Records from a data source
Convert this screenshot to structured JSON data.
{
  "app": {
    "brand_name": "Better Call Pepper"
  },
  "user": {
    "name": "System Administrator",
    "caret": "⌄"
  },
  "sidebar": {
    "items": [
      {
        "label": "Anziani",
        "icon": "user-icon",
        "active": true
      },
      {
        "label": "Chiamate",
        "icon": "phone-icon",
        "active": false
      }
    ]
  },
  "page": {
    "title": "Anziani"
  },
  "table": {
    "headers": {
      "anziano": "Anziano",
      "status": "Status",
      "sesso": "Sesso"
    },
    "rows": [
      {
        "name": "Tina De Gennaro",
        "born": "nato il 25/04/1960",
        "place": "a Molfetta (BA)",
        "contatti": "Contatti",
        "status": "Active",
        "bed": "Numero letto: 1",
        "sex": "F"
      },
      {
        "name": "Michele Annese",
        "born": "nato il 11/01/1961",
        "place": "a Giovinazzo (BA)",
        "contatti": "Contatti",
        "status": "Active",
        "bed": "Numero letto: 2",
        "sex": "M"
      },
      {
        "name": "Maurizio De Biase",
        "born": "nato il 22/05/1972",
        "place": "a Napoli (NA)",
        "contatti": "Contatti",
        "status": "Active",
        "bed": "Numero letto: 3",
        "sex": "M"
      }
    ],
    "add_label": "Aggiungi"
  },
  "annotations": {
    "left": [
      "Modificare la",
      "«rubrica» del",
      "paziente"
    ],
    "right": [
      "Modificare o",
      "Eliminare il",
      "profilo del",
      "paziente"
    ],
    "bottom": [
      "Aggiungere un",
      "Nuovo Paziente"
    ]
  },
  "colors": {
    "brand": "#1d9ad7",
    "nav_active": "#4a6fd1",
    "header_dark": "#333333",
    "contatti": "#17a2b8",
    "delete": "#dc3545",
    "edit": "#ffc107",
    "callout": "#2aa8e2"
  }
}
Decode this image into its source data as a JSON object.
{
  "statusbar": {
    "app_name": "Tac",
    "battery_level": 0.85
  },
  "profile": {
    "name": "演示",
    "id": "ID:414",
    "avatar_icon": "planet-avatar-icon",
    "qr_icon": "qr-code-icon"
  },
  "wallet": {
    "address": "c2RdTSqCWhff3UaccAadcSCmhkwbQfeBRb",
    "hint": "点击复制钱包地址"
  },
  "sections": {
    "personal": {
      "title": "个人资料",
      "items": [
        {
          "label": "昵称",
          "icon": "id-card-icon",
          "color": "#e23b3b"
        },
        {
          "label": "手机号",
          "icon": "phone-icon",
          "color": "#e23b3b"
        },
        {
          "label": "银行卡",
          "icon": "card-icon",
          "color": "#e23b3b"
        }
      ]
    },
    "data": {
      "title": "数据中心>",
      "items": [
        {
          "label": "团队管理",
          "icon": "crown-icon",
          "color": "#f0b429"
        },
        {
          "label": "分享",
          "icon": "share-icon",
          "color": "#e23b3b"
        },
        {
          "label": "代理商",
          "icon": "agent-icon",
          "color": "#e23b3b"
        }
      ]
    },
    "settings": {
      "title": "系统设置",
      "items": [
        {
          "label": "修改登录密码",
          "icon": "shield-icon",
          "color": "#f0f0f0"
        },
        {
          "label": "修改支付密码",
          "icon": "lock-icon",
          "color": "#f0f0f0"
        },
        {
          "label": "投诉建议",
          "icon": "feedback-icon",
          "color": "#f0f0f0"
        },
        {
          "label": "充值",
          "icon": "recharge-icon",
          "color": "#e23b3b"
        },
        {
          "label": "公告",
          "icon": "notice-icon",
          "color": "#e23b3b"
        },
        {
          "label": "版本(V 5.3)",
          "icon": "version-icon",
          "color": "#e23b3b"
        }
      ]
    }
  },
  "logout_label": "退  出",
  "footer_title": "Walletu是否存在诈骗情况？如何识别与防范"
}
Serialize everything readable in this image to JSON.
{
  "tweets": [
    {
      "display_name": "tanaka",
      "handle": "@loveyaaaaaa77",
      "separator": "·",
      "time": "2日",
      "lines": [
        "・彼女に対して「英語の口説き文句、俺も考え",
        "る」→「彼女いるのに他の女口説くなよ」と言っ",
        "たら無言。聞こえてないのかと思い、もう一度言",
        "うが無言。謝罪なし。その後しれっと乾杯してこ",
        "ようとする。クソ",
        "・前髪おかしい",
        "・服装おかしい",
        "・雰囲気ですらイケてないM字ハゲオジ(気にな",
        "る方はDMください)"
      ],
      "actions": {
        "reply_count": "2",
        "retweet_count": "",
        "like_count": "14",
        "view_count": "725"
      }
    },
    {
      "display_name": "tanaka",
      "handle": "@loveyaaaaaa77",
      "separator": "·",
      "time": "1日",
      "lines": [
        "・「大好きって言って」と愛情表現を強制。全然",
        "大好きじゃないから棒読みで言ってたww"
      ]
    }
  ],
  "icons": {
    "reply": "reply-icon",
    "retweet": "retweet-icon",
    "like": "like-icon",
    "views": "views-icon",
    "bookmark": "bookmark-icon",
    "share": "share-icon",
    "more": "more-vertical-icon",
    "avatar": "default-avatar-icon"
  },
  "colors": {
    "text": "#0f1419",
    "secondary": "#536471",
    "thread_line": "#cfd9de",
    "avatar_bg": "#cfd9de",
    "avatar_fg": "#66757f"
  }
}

● **WHAT YOU HAVE TO DO**
Repeat every entry exactly as written above.

● **RESULT OF THIS EXERCISE**
Convert this screenshot to structured JSON data.
{
  "app": {
    "brand_name": "Better Call Pepper"
  },
  "user": {
    "name": "System Administrator",
    "caret": "⌄"
  },
  "sidebar": {
    "items": [
      {
        "label": "Anziani",
        "icon": "user-icon",
        "active": true
      },
      {
        "label": "Chiamate",
        "icon": "phone-icon",
        "active": false
      }
    ]
  },
  "page": {
    "title": "Anziani"
  },
  "table": {
    "headers": {
      "anziano": "Anziano",
      "status": "Status",
      "sesso": "Sesso"
    },
    "rows": [
      {
        "name": "Tina De Gennaro",
        "born": "nato il 25/04/1960",
        "place": "a Molfetta (BA)",
        "contatti": "Contatti",
        "status": "Active",
        "bed": "Numero letto: 1",
        "sex": "F"
      },
      {
        "name": "Michele Annese",
        "born": "nato il 11/01/1961",
        "place": "a Giovinazzo (BA)",
        "contatti": "Contatti",
        "status": "Active",
        "bed": "Numero letto: 2",
        "sex": "M"
      },
      {
        "name": "Maurizio De Biase",
        "born": "nato il 22/05/1972",
        "place": "a Napoli (NA)",
        "contatti": "Contatti",
        "status": "Active",
        "bed": "Numero letto: 3",
        "sex": "M"
      }
    ],
    "add_label": "Aggiungi"
  },
  "annotations": {
    "left": [
      "Modificare la",
      "«rubrica» del",
      "paziente"
    ],
    "right": [
      "Modificare o",
      "Eliminare il",
      "profilo del",
      "paziente"
    ],
    "bottom": [
      "Aggiungere un",
      "Nuovo Paziente"
    ]
  },
  "colors": {
    "brand": "#1d9ad7",
    "nav_active": "#4a6fd1",
    "header_dark": "#333333",
    "contatti": "#17a2b8",
    "delete": "#dc3545",
    "edit": "#ffc107",
    "callout": "#2aa8e2"
  }
}
Decode this image into its source data as a JSON object.
{
  "statusbar": {
    "app_name": "Tac",
    "battery_level": 0.85
  },
  "profile": {
    "name": "演示",
    "id": "ID:414",
    "avatar_icon": "planet-avatar-icon",
    "qr_icon": "qr-code-icon"
  },
  "wallet": {
    "address": "c2RdTSqCWhff3UaccAadcSCmhkwbQfeBRb",
    "hint": "点击复制钱包地址"
  },
  "sections": {
    "personal": {
      "title": "个人资料",
      "items": [
        {
          "label": "昵称",
          "icon": "id-card-icon",
          "color": "#e23b3b"
        },
        {
          "label": "手机号",
          "icon": "phone-icon",
          "color": "#e23b3b"
        },
        {
          "label": "银行卡",
          "icon": "card-icon",
          "color": "#e23b3b"
        }
      ]
    },
    "data": {
      "title": "数据中心>",
      "items": [
        {
          "label": "团队管理",
          "icon": "crown-icon",
          "color": "#f0b429"
        },
        {
          "label": "分享",
          "icon": "share-icon",
          "color": "#e23b3b"
        },
        {
          "label": "代理商",
          "icon": "agent-icon",
          "color": "#e23b3b"
        }
      ]
    },
    "settings": {
      "title": "系统设置",
      "items": [
        {
          "label": "修改登录密码",
          "icon": "shield-icon",
          "color": "#f0f0f0"
        },
        {
          "label": "修改支付密码",
          "icon": "lock-icon",
          "color": "#f0f0f0"
        },
        {
          "label": "投诉建议",
          "icon": "feedback-icon",
          "color": "#f0f0f0"
        },
        {
          "label": "充值",
          "icon": "recharge-icon",
          "color": "#e23b3b"
        },
        {
          "label": "公告",
          "icon": "notice-icon",
          "color": "#e23b3b"
        },
        {
          "label": "版本(V 5.3)",
          "icon": "version-icon",
          "color": "#e23b3b"
        }
      ]
    }
  },
  "logout_label": "退  出",
  "footer_title": "Walletu是否存在诈骗情况？如何识别与防范"
}
Serialize everything readable in this image to JSON.
{
  "tweets": [
    {
      "display_name": "tanaka",
      "handle": "@loveyaaaaaa77",
      "separator": "·",
      "time": "2日",
      "lines": [
        "・彼女に対して「英語の口説き文句、俺も考え",
        "る」→「彼女いるのに他の女口説くなよ」と言っ",
        "たら無言。聞こえてないのかと思い、もう一度言",
        "うが無言。謝罪なし。その後しれっと乾杯してこ",
        "ようとする。クソ",
        "・前髪おかしい",
        "・服装おかしい",
        "・雰囲気ですらイケてないM字ハゲオジ(気にな",
        "る方はDMください)"
      ],
      "actions": {
        "reply_count": "2",
        "retweet_count": "",
        "like_count": "14",
        "view_count": "725"
      }
    },
    {
      "display_name": "tanaka",
      "handle": "@loveyaaaaaa77",
      "separator": "·",
      "time": "1日",
      "lines": [
        "・「大好きって言って」と愛情表現を強制。全然",
        "大好きじゃないから棒読みで言ってたww"
      ]
    }
  ],
  "icons": {
    "reply": "reply-icon",
    "retweet": "retweet-icon",
    "like": "like-icon",
    "views": "views-icon",
    "bookmark": "bookmark-icon",
    "share": "share-icon",
    "more": "more-vertical-icon",
    "avatar": "default-avatar-icon"
  },
  "colors": {
    "text": "#0f1419",
    "secondary": "#536471",
    "thread_line": "#cfd9de",
    "avatar_bg": "#cfd9de",
    "avatar_fg": "#66757f"
  }
}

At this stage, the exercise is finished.